SUPPLIED TEXT =
--- start ---

# Aluminum rims, worth it?



## DJBecker (Nov 3, 2010)

This isn't really EV specific...

Reducing unsprung weight can increase efficiency as less energy is dissipated on rough roads. You can get an idea of how much energy is involved by measuring the temperature of the shock absorbers, which turn 50-90% of the bouncing energy into heat. On rough roads shock absorbers can get quite hot, but they remain cool on a typical highways.

My guess is that saving a few pounds on each wheel will improve handling and performance, but the range improvement will be barely noticeable.

Low rolling resistance tires are well known to be a big plus in efficiency, but have a reputation for poor traction, noise and unpredictable wet and cold weather performance. Most of those drawbacks can be greatly reduced by giving up just a little bit of the reduction in rolling effort.


----------



## DavidDymaxion (Dec 1, 2008)

If you do lots of crusing at steady speed, not much difference. If you do lots of stop-and-go driving it'll help more. Because it both translates and rotates the weight, a pound off a wheel is like 1.5 to 2 pounds less weight for acceleration. Caution: Many aftermarket wheels are actually heavier than the stock wheels, so don't just assume all aftermarket wheels are going to be lighter.



VOLKSWAGNER420 said:


> Hi there, I was just wondering if the reduced weight of Aluminium rims is worth the cost? Would the rolling weight of the steel ones help you coast more? (doubt it) What about the low rolling resistance tires, worth it? Thanks again! SO much to learn!


----------



## aeroscott (Jan 5, 2008)

rotating weight has a much higher effect on acceleration energy So if weight is saved less energy will be used . I changed from 4ply to 8ply tires same size much heavier , I could feel how much slower it accelerated


----------



## VOLKSWAGNER420 (Apr 21, 2012)

--- end ---

[Items listed in a dataset]
--- start ---

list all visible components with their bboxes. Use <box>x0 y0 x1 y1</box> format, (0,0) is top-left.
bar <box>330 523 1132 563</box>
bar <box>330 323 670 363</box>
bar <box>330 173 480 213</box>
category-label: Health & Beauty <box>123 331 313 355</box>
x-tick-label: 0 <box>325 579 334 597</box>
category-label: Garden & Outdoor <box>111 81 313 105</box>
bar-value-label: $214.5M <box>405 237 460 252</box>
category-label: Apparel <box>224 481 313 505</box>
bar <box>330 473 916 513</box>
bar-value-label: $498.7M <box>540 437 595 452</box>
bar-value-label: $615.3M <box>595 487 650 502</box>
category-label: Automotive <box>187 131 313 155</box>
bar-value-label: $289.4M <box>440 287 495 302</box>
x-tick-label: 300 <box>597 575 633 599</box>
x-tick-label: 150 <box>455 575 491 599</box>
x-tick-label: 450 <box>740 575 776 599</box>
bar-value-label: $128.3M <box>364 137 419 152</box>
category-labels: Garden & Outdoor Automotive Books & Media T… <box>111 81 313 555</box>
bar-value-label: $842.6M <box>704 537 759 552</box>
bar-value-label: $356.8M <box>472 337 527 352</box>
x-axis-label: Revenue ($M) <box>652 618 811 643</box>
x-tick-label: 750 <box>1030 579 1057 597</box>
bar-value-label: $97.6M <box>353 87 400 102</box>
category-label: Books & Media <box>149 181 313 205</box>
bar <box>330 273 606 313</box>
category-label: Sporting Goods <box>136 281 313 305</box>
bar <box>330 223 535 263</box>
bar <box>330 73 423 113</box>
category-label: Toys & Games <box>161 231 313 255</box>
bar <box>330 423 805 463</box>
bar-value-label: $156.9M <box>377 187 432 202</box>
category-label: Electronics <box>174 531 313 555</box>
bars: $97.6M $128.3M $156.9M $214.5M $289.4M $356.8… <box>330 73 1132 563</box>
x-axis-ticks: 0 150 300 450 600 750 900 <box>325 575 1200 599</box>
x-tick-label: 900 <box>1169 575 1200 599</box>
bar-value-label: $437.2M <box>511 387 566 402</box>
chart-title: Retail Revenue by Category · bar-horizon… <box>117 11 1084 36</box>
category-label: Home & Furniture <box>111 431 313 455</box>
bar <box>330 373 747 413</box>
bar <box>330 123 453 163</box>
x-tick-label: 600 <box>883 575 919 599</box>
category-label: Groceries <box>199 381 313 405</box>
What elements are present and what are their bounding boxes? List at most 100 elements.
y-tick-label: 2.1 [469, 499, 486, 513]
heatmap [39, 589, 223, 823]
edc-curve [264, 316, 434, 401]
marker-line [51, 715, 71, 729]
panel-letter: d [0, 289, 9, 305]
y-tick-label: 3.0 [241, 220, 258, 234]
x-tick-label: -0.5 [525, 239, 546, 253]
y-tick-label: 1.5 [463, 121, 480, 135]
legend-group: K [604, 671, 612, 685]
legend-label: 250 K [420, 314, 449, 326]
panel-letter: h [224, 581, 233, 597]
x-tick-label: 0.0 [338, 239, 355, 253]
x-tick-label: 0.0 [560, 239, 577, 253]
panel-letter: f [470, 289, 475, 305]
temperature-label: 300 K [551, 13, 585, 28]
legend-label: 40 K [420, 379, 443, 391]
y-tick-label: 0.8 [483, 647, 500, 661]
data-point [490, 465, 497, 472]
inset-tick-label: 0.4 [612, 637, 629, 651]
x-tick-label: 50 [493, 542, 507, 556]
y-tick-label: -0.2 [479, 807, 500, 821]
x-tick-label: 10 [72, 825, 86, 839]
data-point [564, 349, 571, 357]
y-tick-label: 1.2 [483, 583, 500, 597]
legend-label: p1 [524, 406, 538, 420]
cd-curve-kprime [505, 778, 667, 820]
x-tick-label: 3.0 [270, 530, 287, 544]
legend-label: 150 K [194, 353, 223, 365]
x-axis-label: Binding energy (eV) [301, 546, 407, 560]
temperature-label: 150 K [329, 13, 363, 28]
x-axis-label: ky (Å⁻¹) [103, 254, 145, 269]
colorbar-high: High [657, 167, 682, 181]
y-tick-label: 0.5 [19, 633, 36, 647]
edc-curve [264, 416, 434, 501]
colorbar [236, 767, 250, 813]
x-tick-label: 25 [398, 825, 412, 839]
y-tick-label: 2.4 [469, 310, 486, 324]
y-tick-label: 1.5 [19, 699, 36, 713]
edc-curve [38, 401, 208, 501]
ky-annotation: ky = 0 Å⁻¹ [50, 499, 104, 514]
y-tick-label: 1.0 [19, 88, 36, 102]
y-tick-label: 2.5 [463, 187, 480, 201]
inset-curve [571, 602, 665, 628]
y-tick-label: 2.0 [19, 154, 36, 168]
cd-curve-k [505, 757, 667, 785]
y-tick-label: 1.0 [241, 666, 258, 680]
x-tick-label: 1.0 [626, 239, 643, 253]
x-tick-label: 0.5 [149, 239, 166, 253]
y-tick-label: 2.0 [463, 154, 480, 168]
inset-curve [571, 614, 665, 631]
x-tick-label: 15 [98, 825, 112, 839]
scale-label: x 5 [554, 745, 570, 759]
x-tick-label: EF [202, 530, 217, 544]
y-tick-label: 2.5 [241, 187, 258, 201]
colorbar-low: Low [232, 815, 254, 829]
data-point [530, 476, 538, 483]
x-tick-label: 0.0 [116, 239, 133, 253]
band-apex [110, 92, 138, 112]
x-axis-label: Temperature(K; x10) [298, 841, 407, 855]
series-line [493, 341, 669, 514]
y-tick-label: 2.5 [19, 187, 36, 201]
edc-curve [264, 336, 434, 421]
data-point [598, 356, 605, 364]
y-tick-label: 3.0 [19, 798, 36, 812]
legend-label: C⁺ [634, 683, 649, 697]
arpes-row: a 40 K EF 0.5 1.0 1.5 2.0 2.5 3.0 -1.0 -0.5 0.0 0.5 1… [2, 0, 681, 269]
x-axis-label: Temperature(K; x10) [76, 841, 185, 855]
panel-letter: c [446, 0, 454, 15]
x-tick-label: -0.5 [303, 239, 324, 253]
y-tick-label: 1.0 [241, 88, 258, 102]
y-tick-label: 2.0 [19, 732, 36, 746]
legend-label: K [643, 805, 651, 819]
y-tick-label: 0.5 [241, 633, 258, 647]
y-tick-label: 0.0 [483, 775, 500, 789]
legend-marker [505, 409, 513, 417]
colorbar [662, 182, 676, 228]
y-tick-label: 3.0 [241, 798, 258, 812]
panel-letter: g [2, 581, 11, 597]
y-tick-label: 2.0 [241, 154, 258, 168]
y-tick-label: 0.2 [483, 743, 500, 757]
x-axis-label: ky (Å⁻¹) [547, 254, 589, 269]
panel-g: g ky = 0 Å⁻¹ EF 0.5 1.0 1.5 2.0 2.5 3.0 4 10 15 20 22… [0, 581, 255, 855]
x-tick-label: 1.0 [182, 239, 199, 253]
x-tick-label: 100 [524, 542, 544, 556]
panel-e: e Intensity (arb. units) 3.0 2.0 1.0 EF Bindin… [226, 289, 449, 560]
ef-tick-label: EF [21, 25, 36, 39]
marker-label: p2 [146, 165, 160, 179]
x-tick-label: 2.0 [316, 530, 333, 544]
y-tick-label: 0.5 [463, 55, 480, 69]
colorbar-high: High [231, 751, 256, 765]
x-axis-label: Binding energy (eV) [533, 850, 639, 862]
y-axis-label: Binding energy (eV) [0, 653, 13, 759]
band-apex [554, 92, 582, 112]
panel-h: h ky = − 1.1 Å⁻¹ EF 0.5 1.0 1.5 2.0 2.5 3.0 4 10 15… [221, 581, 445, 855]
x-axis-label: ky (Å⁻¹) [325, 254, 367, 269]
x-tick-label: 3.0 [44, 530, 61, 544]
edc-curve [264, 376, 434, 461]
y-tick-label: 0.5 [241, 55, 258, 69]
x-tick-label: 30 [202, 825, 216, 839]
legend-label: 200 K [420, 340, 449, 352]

--- end ---

STATED TASK A =
Summarize the aluminum rims thread in two sentences.
STATED TASK B =
From the aluminum rims thread, transcribe the passage starting at "# Aluminum rims, worth" and ending at "be barely noticeable.".

RESULT A =
The thread asks whether lighter aluminum rims and low rolling resistance tires are worth it, and one reply says that shedding a few pounds per wheel may improve handling and performance but barely change range, while low rolling resistance tires are a big plus in efficiency but have a reputation for poor traction, noise and unpredictable wet and cold weather performance. Other replies say that lighter wheels help more in stop-and-go driving than in steady cruising, since a pound off a wheel is like 1.5 to 2 pounds less for acceleration, that many aftermarket wheels are actually heavier than stock, and that switching to much heavier tires made acceleration noticeably slower.

RESULT B =
# Aluminum rims, worth it?



## DJBecker (Nov 3, 2010)

This isn't really EV specific...

Reducing unsprung weight can increase efficiency as less energy is dissipated on rough roads. You can get an idea of how much energy is involved by measuring the temperature of the shock absorbers, which turn 50-90% of the bouncing energy into heat. On rough roads shock absorbers can get quite hot, but they remain cool on a typical highways.

My guess is that saving a few pounds on each wheel will improve handling and performance, but the range improvement will be barely noticeable.